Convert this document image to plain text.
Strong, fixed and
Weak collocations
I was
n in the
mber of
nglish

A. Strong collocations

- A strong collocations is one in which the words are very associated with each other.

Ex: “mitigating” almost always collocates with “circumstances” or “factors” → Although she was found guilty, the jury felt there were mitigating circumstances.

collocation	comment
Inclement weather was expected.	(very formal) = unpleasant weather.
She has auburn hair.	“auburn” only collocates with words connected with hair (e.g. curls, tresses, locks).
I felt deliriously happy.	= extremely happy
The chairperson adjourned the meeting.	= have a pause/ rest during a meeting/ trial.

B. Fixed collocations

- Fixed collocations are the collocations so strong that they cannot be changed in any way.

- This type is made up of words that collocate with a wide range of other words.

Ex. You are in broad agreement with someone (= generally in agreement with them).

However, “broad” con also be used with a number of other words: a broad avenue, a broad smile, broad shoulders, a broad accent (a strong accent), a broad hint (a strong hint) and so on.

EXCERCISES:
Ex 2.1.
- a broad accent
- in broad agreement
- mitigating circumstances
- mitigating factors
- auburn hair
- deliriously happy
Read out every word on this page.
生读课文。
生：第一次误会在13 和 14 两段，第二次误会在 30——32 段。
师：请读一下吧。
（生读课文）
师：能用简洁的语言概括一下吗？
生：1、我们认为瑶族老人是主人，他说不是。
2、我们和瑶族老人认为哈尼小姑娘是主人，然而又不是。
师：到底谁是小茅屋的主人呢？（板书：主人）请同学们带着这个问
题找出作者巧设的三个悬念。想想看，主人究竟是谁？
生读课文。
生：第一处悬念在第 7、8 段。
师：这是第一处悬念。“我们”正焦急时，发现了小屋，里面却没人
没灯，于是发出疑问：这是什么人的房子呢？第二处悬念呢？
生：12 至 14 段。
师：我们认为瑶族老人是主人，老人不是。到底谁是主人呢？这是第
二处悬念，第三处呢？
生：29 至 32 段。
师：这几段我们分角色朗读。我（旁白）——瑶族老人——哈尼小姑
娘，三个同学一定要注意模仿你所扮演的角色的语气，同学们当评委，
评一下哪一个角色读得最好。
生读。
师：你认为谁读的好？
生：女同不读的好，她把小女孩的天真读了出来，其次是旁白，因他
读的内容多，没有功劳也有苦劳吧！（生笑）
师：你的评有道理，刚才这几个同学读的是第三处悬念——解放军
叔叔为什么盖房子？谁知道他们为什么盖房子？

-------

__Task to carry out__: Find "other". Copy every line it occurs in.

__The result__:
- A strong collocations is one in which the words are very associated with each other.
- This type is made up of words that collocate with a wide range of other words.
However, “broad” con also be used with a number of other words: a broad avenue, a broad smile, broad shoulders, a broad accent (a strong accent), a broad hint (a strong hint) and so on.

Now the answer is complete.